Gib die Zeilen von der ersten bis einschließlich der Zeile mit "poles-point [420, 786, 440, 806]" als nummerierte Liste aus und lass Leerzeilen weg.

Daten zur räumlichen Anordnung
++++++
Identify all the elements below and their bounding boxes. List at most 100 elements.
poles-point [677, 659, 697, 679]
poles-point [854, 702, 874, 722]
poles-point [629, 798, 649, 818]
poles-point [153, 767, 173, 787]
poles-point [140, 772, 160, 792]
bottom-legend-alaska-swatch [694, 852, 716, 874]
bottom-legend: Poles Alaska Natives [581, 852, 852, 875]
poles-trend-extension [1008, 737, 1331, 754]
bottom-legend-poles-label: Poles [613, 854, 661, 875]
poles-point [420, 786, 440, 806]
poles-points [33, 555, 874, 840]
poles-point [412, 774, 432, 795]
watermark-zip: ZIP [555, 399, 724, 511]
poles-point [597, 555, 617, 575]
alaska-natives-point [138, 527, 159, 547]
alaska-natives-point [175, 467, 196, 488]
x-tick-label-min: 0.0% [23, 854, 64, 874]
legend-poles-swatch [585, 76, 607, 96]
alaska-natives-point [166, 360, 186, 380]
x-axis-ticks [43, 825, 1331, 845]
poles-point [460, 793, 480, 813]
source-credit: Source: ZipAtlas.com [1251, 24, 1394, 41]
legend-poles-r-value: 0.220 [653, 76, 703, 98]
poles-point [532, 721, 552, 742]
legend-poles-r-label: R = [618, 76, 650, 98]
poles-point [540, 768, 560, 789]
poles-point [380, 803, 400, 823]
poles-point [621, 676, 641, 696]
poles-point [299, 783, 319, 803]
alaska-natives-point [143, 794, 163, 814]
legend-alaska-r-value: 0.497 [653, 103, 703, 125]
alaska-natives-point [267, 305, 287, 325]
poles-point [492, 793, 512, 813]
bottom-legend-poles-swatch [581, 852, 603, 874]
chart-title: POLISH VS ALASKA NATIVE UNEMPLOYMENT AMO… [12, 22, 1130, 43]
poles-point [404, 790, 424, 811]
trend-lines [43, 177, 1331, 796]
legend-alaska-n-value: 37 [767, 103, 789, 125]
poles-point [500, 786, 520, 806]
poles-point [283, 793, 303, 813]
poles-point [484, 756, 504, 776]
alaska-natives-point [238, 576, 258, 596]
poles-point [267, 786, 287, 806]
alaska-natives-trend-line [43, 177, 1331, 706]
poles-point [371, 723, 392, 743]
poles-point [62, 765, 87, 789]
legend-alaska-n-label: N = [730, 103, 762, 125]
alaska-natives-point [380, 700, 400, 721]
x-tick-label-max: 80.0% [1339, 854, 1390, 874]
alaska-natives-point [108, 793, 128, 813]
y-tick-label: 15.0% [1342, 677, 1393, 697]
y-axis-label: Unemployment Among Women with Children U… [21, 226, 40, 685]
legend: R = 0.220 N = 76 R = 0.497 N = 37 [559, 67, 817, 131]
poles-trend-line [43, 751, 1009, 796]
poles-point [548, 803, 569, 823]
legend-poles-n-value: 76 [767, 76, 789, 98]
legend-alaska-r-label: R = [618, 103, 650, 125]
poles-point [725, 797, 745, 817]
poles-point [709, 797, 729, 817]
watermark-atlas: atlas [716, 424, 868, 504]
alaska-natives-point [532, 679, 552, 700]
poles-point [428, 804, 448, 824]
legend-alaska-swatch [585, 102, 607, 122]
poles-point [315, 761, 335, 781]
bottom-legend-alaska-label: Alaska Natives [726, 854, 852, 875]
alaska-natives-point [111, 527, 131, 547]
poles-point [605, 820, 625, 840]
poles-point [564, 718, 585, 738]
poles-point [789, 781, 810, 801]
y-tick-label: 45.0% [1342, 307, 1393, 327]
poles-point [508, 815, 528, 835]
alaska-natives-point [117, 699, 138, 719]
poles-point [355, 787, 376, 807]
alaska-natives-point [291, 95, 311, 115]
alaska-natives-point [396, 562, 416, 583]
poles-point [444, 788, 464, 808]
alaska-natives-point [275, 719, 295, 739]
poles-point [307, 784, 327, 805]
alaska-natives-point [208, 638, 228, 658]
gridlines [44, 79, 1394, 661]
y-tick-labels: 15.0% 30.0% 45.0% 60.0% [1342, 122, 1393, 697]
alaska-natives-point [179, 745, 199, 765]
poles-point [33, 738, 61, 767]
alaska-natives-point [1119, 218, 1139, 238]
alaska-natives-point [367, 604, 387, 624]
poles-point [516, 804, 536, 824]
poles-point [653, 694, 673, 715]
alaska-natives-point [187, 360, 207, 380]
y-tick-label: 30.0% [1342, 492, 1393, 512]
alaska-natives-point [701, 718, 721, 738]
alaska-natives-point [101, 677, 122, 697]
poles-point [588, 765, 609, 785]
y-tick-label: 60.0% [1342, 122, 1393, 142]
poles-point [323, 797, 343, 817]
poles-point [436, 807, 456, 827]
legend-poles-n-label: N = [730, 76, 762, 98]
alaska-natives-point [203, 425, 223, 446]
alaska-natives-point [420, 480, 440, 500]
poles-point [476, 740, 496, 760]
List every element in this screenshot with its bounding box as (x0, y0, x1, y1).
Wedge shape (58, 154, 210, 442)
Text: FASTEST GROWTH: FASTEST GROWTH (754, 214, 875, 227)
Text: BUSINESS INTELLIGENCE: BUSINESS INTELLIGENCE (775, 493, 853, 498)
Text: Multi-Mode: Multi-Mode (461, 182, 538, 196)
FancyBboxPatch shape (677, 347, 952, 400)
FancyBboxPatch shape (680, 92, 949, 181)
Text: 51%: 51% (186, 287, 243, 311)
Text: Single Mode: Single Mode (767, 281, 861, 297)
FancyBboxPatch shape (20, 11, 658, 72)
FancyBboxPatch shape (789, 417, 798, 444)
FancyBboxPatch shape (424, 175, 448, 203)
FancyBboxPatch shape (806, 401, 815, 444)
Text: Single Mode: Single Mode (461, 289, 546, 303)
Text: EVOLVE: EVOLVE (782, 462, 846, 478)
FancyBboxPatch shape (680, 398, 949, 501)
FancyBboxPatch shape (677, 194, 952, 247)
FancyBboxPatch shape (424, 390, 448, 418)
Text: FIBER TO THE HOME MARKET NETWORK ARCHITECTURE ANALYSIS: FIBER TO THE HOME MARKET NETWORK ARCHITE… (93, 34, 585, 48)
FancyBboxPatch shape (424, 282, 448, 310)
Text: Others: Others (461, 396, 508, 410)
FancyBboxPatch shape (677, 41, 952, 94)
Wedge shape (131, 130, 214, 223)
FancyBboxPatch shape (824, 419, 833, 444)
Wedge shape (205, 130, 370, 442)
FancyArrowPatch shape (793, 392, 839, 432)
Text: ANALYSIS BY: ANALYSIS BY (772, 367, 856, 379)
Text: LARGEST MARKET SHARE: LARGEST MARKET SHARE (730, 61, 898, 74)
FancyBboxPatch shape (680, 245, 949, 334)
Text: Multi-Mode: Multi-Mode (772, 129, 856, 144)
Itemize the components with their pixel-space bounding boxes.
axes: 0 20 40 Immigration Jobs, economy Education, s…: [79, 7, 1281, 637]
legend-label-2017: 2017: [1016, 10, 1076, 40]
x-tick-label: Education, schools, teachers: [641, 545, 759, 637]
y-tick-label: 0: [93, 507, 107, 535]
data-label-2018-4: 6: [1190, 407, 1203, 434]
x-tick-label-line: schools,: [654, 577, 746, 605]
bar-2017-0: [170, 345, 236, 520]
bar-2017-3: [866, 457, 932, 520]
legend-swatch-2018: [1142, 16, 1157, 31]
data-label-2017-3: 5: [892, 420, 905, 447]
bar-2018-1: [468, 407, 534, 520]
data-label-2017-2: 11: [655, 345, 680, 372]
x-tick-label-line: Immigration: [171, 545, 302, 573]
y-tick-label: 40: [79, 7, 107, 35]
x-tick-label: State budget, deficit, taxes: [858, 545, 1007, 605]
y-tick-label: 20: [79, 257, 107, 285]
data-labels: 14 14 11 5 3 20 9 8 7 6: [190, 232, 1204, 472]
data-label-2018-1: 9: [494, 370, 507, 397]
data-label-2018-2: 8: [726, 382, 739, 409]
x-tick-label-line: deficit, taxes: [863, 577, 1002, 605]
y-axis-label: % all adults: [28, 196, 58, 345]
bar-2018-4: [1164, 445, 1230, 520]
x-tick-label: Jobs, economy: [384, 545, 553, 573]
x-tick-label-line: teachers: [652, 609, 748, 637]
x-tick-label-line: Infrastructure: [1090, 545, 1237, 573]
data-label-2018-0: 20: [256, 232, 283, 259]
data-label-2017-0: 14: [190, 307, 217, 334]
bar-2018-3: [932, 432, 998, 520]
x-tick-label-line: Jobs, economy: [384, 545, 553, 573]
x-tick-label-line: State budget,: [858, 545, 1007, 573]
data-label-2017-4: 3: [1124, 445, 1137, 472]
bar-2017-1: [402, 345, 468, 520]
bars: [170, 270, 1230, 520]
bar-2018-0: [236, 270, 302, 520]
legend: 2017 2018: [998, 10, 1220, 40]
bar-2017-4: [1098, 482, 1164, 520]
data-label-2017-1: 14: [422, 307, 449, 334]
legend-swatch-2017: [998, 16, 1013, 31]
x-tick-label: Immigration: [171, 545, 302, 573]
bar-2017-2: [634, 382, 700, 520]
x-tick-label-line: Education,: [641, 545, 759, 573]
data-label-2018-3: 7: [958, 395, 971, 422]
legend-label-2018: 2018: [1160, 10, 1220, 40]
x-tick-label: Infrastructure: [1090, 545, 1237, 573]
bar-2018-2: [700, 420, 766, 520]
++++++
• Die Antwort:
1. Identify all the elements below and their bounding boxes. List at most 100 elements.
2. poles-point [677, 659, 697, 679]
3. poles-point [854, 702, 874, 722]
4. poles-point [629, 798, 649, 818]
5. poles-point [153, 767, 173, 787]
6. poles-point [140, 772, 160, 792]
7. bottom-legend-alaska-swatch [694, 852, 716, 874]
8. bottom-legend: Poles Alaska Natives [581, 852, 852, 875]
9. poles-trend-extension [1008, 737, 1331, 754]
10. bottom-legend-poles-label: Poles [613, 854, 661, 875]
11. poles-point [420, 786, 440, 806]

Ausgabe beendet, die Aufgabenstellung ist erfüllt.